_TASK REQUIREMENTS_:
Take the material below and write it all out again exactly.
--------
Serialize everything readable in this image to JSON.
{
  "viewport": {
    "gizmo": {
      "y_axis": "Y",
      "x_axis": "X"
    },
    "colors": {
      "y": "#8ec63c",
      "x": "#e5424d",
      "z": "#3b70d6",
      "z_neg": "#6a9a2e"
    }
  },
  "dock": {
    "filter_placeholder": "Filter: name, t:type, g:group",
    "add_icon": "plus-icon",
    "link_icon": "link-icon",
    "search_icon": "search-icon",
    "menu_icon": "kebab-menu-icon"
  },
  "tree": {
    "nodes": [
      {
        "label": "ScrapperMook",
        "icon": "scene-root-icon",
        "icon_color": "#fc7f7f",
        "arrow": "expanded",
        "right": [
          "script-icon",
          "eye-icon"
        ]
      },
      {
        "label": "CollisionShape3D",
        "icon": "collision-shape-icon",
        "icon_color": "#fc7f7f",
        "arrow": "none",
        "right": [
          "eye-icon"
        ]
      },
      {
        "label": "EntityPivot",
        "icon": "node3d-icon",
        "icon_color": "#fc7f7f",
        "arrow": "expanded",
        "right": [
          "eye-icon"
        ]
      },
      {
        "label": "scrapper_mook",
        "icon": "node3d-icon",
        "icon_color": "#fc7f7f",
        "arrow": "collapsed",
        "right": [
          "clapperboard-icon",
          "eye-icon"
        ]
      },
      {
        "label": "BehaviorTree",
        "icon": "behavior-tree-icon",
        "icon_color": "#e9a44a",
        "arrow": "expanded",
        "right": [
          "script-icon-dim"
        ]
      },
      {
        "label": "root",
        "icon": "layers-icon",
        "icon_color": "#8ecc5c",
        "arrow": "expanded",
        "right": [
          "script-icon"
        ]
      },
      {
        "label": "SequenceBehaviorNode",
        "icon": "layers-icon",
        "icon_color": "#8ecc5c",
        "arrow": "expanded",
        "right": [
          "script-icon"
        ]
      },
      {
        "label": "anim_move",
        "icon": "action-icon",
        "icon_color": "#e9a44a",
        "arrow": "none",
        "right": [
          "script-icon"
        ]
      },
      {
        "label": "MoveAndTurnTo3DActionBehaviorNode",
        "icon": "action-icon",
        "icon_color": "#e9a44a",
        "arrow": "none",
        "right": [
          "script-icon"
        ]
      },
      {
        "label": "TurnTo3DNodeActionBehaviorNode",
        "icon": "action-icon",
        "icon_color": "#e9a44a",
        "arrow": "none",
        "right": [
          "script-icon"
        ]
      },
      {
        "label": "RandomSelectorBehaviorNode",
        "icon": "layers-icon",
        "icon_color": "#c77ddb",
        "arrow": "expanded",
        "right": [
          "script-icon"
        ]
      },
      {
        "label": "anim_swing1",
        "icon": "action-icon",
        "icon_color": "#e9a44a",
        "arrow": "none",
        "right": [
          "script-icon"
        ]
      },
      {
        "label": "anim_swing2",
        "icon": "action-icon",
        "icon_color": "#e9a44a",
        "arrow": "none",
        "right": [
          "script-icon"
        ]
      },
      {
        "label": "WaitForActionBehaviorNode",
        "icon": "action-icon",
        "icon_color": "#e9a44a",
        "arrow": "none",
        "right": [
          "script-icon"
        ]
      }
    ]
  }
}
--------
_RESULT FOR THIS EXERCISE_:
Serialize everything readable in this image to JSON.
{
  "viewport": {
    "gizmo": {
      "y_axis": "Y",
      "x_axis": "X"
    },
    "colors": {
      "y": "#8ec63c",
      "x": "#e5424d",
      "z": "#3b70d6",
      "z_neg": "#6a9a2e"
    }
  },
  "dock": {
    "filter_placeholder": "Filter: name, t:type, g:group",
    "add_icon": "plus-icon",
    "link_icon": "link-icon",
    "search_icon": "search-icon",
    "menu_icon": "kebab-menu-icon"
  },
  "tree": {
    "nodes": [
      {
        "label": "ScrapperMook",
        "icon": "scene-root-icon",
        "icon_color": "#fc7f7f",
        "arrow": "expanded",
        "right": [
          "script-icon",
          "eye-icon"
        ]
      },
      {
        "label": "CollisionShape3D",
        "icon": "collision-shape-icon",
        "icon_color": "#fc7f7f",
        "arrow": "none",
        "right": [
          "eye-icon"
        ]
      },
      {
        "label": "EntityPivot",
        "icon": "node3d-icon",
        "icon_color": "#fc7f7f",
        "arrow": "expanded",
        "right": [
          "eye-icon"
        ]
      },
      {
        "label": "scrapper_mook",
        "icon": "node3d-icon",
        "icon_color": "#fc7f7f",
        "arrow": "collapsed",
        "right": [
          "clapperboard-icon",
          "eye-icon"
        ]
      },
      {
        "label": "BehaviorTree",
        "icon": "behavior-tree-icon",
        "icon_color": "#e9a44a",
        "arrow": "expanded",
        "right": [
          "script-icon-dim"
        ]
      },
      {
        "label": "root",
        "icon": "layers-icon",
        "icon_color": "#8ecc5c",
        "arrow": "expanded",
        "right": [
          "script-icon"
        ]
      },
      {
        "label": "SequenceBehaviorNode",
        "icon": "layers-icon",
        "icon_color": "#8ecc5c",
        "arrow": "expanded",
        "right": [
          "script-icon"
        ]
      },
      {
        "label": "anim_move",
        "icon": "action-icon",
        "icon_color": "#e9a44a",
        "arrow": "none",
        "right": [
          "script-icon"
        ]
      },
      {
        "label": "MoveAndTurnTo3DActionBehaviorNode",
        "icon": "action-icon",
        "icon_color": "#e9a44a",
        "arrow": "none",
        "right": [
          "script-icon"
        ]
      },
      {
        "label": "TurnTo3DNodeActionBehaviorNode",
        "icon": "action-icon",
        "icon_color": "#e9a44a",
        "arrow": "none",
        "right": [
          "script-icon"
        ]
      },
      {
        "label": "RandomSelectorBehaviorNode",
        "icon": "layers-icon",
        "icon_color": "#c77ddb",
        "arrow": "expanded",
        "right": [
          "script-icon"
        ]
      },
      {
        "label": "anim_swing1",
        "icon": "action-icon",
        "icon_color": "#e9a44a",
        "arrow": "none",
        "right": [
          "script-icon"
        ]
      },
      {
        "label": "anim_swing2",
        "icon": "action-icon",
        "icon_color": "#e9a44a",
        "arrow": "none",
        "right": [
          "script-icon"
        ]
      },
      {
        "label": "WaitForActionBehaviorNode",
        "icon": "action-icon",
        "icon_color": "#e9a44a",
        "arrow": "none",
        "right": [
          "script-icon"
        ]
      }
    ]
  }
}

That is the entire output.